===== Listed records =====

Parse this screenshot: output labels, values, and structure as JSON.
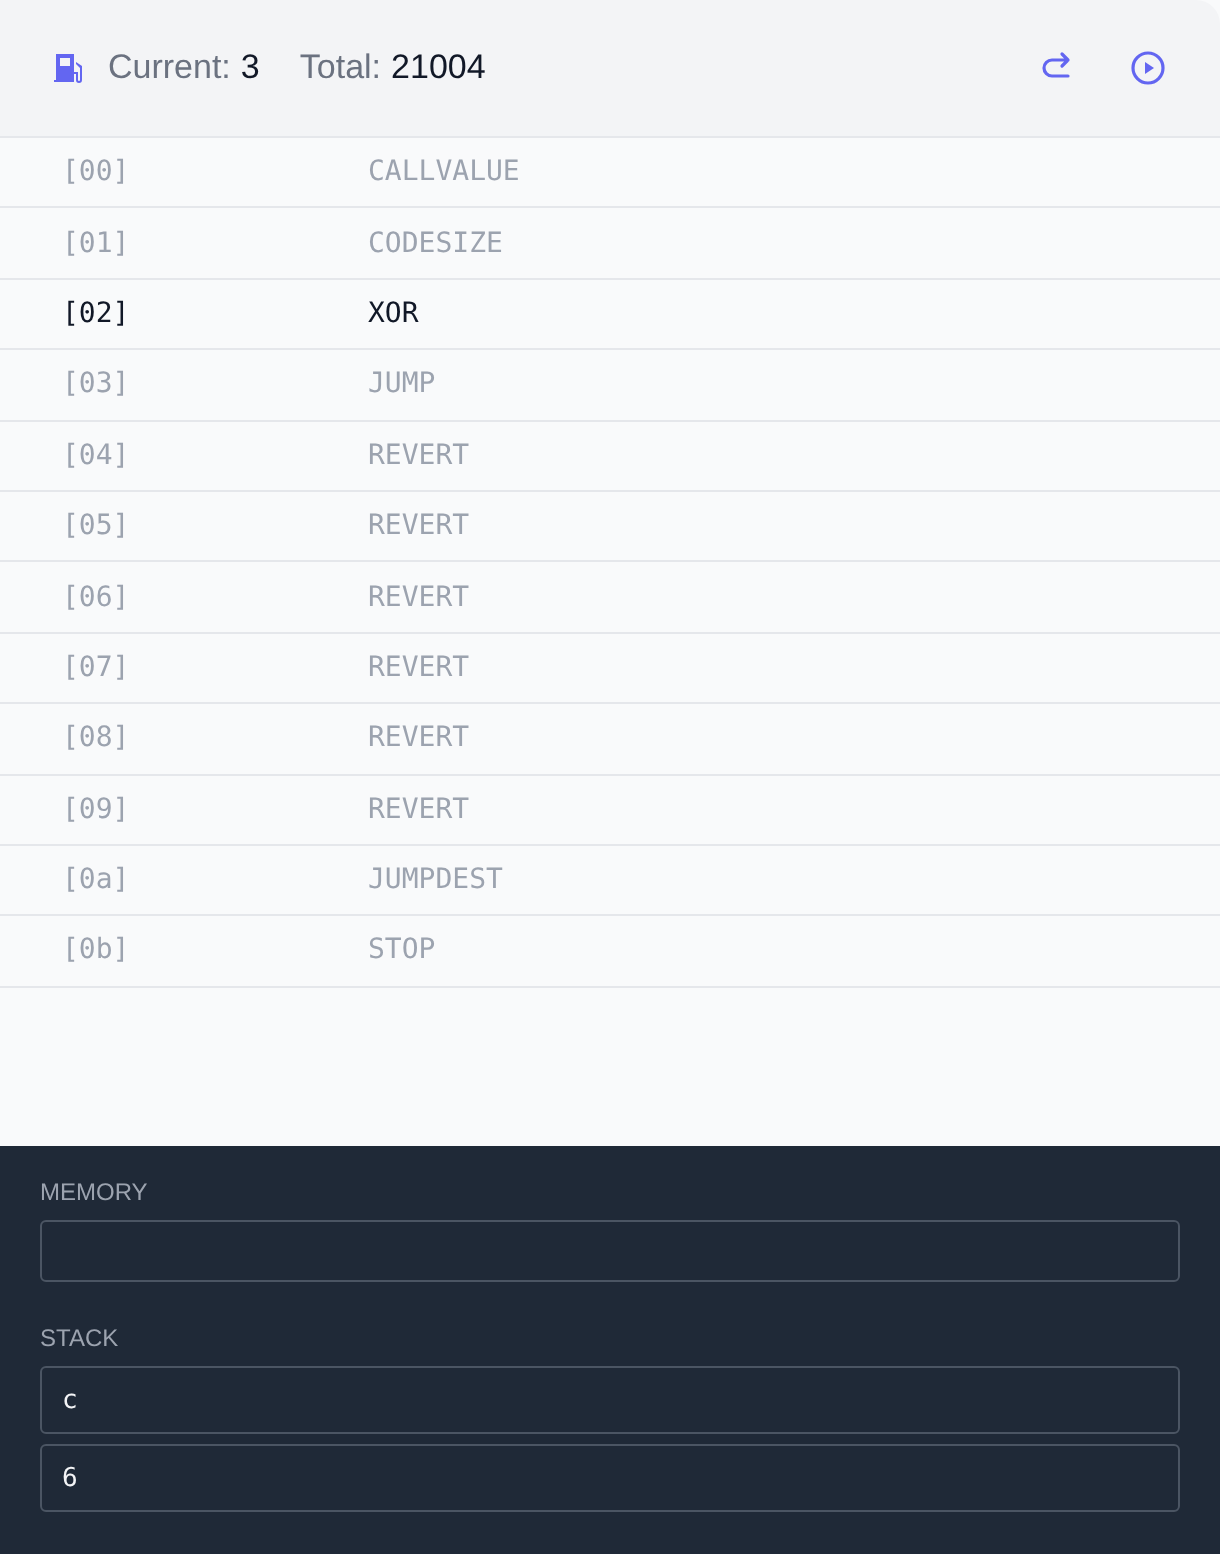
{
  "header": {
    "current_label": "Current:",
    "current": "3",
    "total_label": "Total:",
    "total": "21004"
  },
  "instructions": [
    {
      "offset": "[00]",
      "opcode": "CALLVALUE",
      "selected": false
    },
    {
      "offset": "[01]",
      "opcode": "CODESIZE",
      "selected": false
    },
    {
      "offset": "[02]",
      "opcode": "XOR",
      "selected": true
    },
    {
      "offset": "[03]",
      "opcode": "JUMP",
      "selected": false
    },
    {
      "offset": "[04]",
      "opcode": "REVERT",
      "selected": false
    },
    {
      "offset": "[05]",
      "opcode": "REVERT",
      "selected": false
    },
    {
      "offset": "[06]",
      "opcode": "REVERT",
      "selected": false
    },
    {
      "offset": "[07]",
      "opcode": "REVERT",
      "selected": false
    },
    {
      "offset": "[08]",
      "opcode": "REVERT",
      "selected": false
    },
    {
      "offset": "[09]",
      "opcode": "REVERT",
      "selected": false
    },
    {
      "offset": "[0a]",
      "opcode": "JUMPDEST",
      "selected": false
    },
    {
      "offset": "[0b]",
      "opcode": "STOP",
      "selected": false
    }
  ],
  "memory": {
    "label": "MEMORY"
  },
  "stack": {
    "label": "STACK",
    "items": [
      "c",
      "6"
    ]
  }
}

=====

_The task_.
Reproduce each line exactly as it appears, omitting the pictures.

_Result of this exercise_.
Parse this screenshot: output labels, values, and structure as JSON.
{
  "header": {
    "current_label": "Current:",
    "current": "3",
    "total_label": "Total:",
    "total": "21004"
  },
  "instructions": [
    {
      "offset": "[00]",
      "opcode": "CALLVALUE",
      "selected": false
    },
    {
      "offset": "[01]",
      "opcode": "CODESIZE",
      "selected": false
    },
    {
      "offset": "[02]",
      "opcode": "XOR",
      "selected": true
    },
    {
      "offset": "[03]",
      "opcode": "JUMP",
      "selected": false
    },
    {
      "offset": "[04]",
      "opcode": "REVERT",
      "selected": false
    },
    {
      "offset": "[05]",
      "opcode": "REVERT",
      "selected": false
    },
    {
      "offset": "[06]",
      "opcode": "REVERT",
      "selected": false
    },
    {
      "offset": "[07]",
      "opcode": "REVERT",
      "selected": false
    },
    {
      "offset": "[08]",
      "opcode": "REVERT",
      "selected": false
    },
    {
      "offset": "[09]",
      "opcode": "REVERT",
      "selected": false
    },
    {
      "offset": "[0a]",
      "opcode": "JUMPDEST",
      "selected": false
    },
    {
      "offset": "[0b]",
      "opcode": "STOP",
      "selected": false
    }
  ],
  "memory": {
    "label": "MEMORY"
  },
  "stack": {
    "label": "STACK",
    "items": [
      "c",
      "6"
    ]
  }
}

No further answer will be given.